EXERCISE DETAILS:
Copy out the records, changing every "x-tick-label" to "x-axis-label" and leaving everything else as it is.

(Dataset items)

BEGIN

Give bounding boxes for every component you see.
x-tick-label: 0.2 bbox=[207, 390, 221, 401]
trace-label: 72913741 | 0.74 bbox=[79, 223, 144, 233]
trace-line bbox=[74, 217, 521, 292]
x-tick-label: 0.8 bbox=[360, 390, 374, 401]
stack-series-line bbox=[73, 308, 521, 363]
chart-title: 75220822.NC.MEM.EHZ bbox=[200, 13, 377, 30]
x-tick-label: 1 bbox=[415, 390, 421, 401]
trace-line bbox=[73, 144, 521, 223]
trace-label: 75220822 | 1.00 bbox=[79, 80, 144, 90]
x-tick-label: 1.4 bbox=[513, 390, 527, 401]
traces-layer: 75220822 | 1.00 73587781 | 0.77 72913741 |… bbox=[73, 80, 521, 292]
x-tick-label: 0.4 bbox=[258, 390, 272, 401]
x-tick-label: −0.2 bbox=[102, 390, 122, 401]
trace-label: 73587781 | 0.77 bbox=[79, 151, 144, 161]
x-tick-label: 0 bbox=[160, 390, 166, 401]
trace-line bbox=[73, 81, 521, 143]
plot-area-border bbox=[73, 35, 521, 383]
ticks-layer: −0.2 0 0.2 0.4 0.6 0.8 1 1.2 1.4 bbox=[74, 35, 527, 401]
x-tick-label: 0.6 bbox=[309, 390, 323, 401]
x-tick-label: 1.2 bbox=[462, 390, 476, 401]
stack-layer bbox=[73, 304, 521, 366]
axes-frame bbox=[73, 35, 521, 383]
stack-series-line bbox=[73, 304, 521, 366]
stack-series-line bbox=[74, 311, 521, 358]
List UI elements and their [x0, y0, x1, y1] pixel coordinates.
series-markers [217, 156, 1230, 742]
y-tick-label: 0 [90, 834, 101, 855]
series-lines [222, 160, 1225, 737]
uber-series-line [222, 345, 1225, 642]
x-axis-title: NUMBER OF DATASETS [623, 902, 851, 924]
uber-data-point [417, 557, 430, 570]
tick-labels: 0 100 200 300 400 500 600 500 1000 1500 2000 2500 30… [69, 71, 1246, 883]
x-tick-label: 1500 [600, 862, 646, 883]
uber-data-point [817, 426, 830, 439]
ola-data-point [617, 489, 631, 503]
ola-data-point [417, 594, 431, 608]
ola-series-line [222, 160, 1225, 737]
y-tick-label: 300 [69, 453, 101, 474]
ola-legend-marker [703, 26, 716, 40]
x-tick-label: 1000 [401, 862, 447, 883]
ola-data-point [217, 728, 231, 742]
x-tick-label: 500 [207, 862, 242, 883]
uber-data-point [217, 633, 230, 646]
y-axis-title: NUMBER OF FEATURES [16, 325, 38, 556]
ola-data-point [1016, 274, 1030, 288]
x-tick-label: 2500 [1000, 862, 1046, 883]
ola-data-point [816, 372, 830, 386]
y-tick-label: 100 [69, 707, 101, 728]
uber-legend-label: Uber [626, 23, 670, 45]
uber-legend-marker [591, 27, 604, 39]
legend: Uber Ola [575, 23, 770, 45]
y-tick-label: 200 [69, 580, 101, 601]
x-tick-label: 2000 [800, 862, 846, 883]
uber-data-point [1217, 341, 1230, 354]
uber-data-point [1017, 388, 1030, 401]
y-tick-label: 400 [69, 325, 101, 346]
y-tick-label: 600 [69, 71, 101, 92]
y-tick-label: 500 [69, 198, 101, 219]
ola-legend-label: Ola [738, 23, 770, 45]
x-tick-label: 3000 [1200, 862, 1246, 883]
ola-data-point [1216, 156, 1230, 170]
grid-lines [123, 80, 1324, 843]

END

RESPONSE TO THE TASK:
Give bounding boxes for every component you see.
x-axis-label: 0.2 bbox=[207, 390, 221, 401]
trace-label: 72913741 | 0.74 bbox=[79, 223, 144, 233]
trace-line bbox=[74, 217, 521, 292]
x-axis-label: 0.8 bbox=[360, 390, 374, 401]
stack-series-line bbox=[73, 308, 521, 363]
chart-title: 75220822.NC.MEM.EHZ bbox=[200, 13, 377, 30]
x-axis-label: 1 bbox=[415, 390, 421, 401]
trace-line bbox=[73, 144, 521, 223]
trace-label: 75220822 | 1.00 bbox=[79, 80, 144, 90]
x-axis-label: 1.4 bbox=[513, 390, 527, 401]
traces-layer: 75220822 | 1.00 73587781 | 0.77 72913741 |… bbox=[73, 80, 521, 292]
x-axis-label: 0.4 bbox=[258, 390, 272, 401]
x-axis-label: −0.2 bbox=[102, 390, 122, 401]
trace-label: 73587781 | 0.77 bbox=[79, 151, 144, 161]
x-axis-label: 0 bbox=[160, 390, 166, 401]
trace-line bbox=[73, 81, 521, 143]
plot-area-border bbox=[73, 35, 521, 383]
ticks-layer: −0.2 0 0.2 0.4 0.6 0.8 1 1.2 1.4 bbox=[74, 35, 527, 401]
x-axis-label: 0.6 bbox=[309, 390, 323, 401]
x-axis-label: 1.2 bbox=[462, 390, 476, 401]
stack-layer bbox=[73, 304, 521, 366]
axes-frame bbox=[73, 35, 521, 383]
stack-series-line bbox=[73, 304, 521, 366]
stack-series-line bbox=[74, 311, 521, 358]
List UI elements and their [x0, y0, x1, y1] pixel coordinates.
series-markers [217, 156, 1230, 742]
y-tick-label: 0 [90, 834, 101, 855]
series-lines [222, 160, 1225, 737]
uber-series-line [222, 345, 1225, 642]
x-axis-title: NUMBER OF DATASETS [623, 902, 851, 924]
uber-data-point [417, 557, 430, 570]
tick-labels: 0 100 200 300 400 500 600 500 1000 1500 2000 2500 30… [69, 71, 1246, 883]
x-axis-label: 1500 [600, 862, 646, 883]
uber-data-point [817, 426, 830, 439]
ola-data-point [617, 489, 631, 503]
ola-data-point [417, 594, 431, 608]
ola-series-line [222, 160, 1225, 737]
y-tick-label: 300 [69, 453, 101, 474]
ola-legend-marker [703, 26, 716, 40]
x-axis-label: 1000 [401, 862, 447, 883]
ola-data-point [217, 728, 231, 742]
x-axis-label: 500 [207, 862, 242, 883]
uber-data-point [217, 633, 230, 646]
y-axis-title: NUMBER OF FEATURES [16, 325, 38, 556]
ola-data-point [1016, 274, 1030, 288]
x-axis-label: 2500 [1000, 862, 1046, 883]
ola-data-point [816, 372, 830, 386]
y-tick-label: 100 [69, 707, 101, 728]
uber-legend-label: Uber [626, 23, 670, 45]
uber-legend-marker [591, 27, 604, 39]
legend: Uber Ola [575, 23, 770, 45]
y-tick-label: 200 [69, 580, 101, 601]
x-axis-label: 2000 [800, 862, 846, 883]
uber-data-point [1217, 341, 1230, 354]
uber-data-point [1017, 388, 1030, 401]
y-tick-label: 400 [69, 325, 101, 346]
y-tick-label: 600 [69, 71, 101, 92]
y-tick-label: 500 [69, 198, 101, 219]
ola-legend-label: Ola [738, 23, 770, 45]
x-axis-label: 3000 [1200, 862, 1246, 883]
ola-data-point [1216, 156, 1230, 170]
grid-lines [123, 80, 1324, 843]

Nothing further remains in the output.